TASK OBJECTIVE
Every line below that contains "Marsol" is to be copied.

___ DATA ___

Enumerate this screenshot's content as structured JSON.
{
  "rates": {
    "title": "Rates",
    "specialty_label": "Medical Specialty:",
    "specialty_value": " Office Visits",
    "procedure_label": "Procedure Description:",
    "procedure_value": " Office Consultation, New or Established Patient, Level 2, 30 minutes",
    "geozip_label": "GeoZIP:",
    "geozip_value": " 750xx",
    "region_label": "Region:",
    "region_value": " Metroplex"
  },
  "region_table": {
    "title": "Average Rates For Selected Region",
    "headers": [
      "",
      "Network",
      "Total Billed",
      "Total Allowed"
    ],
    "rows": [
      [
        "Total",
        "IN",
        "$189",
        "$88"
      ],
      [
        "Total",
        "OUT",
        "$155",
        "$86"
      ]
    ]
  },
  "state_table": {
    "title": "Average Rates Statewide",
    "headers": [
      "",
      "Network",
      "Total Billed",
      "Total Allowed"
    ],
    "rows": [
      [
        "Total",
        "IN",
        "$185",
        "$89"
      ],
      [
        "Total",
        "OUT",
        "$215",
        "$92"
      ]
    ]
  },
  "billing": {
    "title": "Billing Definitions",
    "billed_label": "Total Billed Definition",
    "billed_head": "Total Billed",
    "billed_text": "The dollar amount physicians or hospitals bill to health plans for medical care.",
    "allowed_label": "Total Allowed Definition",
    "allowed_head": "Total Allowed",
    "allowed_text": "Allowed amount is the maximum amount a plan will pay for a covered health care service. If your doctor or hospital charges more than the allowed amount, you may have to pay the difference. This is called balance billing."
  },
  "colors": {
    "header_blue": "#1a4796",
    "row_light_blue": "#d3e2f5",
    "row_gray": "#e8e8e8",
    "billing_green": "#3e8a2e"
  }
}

___
___ DATA ___

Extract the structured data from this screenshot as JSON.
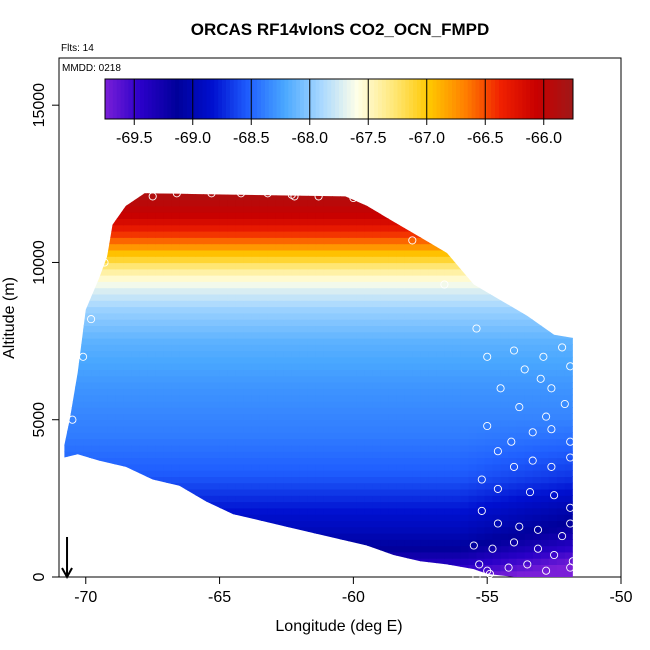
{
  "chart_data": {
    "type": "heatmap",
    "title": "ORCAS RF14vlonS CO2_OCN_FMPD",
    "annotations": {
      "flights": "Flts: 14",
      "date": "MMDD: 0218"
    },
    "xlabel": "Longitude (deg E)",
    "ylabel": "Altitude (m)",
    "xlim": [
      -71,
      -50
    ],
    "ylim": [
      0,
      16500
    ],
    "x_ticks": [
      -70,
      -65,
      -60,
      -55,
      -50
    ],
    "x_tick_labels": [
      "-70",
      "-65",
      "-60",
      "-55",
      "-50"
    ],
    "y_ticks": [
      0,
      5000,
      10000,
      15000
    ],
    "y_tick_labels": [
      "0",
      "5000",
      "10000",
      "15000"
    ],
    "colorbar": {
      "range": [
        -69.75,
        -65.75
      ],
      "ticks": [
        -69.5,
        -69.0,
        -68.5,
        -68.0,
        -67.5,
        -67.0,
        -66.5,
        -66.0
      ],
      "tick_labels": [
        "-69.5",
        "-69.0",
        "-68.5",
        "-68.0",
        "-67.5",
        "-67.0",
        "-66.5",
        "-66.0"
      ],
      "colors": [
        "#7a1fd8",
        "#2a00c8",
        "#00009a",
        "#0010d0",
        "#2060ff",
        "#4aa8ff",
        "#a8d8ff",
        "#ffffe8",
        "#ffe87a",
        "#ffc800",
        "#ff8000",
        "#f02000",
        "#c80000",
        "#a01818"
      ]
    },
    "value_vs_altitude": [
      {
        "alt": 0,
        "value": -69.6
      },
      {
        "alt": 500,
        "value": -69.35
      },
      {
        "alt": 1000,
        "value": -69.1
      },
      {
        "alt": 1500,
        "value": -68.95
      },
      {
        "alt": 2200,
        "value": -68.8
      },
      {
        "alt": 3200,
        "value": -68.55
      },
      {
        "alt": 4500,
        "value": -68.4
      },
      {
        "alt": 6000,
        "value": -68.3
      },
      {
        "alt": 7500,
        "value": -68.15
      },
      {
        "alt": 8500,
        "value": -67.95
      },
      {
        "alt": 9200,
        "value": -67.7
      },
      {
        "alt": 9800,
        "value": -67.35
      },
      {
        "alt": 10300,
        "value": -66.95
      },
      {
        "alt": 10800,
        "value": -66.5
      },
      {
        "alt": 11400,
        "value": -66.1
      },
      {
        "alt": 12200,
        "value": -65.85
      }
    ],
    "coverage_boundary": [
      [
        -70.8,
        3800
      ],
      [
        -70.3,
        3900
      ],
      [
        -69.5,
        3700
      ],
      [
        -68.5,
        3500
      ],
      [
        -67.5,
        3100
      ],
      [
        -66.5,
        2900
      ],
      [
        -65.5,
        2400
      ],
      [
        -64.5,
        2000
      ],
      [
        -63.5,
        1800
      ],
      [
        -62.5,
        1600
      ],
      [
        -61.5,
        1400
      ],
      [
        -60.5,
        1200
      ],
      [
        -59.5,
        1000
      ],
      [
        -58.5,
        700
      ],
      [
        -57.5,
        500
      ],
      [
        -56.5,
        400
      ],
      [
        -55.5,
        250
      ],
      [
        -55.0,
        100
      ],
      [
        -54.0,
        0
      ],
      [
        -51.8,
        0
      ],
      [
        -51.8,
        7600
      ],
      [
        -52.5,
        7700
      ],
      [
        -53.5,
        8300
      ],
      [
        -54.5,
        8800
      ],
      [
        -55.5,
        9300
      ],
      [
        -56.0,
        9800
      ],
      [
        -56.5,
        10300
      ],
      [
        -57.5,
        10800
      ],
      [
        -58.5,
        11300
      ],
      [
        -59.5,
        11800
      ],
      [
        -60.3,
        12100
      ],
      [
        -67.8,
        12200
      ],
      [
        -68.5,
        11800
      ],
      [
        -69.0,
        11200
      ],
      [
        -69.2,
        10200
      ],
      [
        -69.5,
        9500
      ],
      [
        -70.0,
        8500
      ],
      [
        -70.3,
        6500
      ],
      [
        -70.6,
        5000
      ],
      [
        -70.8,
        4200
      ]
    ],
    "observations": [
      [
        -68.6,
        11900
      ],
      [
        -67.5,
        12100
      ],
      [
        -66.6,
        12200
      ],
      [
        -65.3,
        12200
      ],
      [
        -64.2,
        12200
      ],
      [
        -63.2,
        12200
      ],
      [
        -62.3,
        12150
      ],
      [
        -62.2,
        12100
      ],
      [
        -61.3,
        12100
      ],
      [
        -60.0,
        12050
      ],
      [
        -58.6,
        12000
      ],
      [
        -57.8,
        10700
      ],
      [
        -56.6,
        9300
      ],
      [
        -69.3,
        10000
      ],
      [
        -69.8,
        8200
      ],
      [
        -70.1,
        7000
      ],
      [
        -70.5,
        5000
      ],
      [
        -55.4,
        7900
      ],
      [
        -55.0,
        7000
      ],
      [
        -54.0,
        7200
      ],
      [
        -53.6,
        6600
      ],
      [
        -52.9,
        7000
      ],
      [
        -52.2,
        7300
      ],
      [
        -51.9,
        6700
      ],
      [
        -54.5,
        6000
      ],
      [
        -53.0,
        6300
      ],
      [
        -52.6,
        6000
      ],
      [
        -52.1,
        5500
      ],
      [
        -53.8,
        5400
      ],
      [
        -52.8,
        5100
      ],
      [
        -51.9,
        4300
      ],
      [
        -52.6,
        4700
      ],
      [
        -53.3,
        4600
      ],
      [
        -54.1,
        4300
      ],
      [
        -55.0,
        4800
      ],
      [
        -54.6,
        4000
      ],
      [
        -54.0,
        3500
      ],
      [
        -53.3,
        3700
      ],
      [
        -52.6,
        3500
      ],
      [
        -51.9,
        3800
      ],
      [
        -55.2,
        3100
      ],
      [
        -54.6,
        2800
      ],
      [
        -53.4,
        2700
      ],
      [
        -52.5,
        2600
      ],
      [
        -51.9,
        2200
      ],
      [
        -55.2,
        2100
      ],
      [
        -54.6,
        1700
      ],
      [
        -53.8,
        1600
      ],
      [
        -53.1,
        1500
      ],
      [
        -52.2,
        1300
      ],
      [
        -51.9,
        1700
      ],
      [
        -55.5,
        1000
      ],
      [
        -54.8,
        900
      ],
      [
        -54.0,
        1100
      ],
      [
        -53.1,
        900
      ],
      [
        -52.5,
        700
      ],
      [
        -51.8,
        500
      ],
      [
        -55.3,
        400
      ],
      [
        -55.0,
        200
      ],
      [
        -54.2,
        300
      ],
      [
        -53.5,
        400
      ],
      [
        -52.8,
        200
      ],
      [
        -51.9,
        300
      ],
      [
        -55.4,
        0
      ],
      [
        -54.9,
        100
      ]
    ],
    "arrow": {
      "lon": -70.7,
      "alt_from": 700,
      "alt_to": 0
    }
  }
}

___
___ DATA ___

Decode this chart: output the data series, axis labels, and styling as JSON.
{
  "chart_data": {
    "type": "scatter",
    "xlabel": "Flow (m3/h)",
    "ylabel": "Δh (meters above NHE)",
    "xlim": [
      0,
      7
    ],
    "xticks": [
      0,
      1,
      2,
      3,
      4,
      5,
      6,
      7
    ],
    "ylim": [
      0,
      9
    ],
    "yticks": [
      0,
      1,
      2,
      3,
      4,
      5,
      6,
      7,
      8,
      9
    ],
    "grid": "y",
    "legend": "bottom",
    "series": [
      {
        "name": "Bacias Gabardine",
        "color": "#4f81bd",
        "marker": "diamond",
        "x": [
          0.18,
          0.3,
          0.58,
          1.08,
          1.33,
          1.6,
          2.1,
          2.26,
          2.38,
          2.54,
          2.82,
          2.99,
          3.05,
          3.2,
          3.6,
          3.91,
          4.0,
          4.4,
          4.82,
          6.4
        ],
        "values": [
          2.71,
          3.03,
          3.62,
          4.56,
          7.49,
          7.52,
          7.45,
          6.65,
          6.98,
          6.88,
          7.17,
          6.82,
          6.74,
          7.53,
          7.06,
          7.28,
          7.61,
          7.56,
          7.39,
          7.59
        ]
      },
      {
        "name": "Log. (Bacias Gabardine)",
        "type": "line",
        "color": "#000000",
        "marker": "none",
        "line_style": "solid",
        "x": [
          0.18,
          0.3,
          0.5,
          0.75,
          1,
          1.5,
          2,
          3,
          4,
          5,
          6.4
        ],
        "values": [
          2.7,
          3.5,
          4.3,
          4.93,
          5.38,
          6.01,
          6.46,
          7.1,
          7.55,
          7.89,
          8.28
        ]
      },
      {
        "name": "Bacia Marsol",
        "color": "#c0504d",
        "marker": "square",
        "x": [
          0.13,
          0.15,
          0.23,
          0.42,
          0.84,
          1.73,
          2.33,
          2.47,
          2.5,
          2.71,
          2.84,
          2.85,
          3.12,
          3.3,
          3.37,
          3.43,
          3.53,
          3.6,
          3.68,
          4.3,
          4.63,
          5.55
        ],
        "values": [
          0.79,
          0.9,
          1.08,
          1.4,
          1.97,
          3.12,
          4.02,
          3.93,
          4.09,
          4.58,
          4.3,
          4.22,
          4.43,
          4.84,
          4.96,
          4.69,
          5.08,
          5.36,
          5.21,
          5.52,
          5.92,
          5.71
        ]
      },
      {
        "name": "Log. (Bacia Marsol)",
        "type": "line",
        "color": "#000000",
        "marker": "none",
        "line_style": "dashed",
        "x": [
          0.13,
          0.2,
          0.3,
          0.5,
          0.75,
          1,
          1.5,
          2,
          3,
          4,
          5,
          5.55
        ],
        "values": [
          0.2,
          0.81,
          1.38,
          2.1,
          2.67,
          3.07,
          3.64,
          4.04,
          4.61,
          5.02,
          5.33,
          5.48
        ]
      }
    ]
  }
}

___

FINAL RESULT
        "name": "Bacia Marsol",
        "name": "Log. (Bacia Marsol)",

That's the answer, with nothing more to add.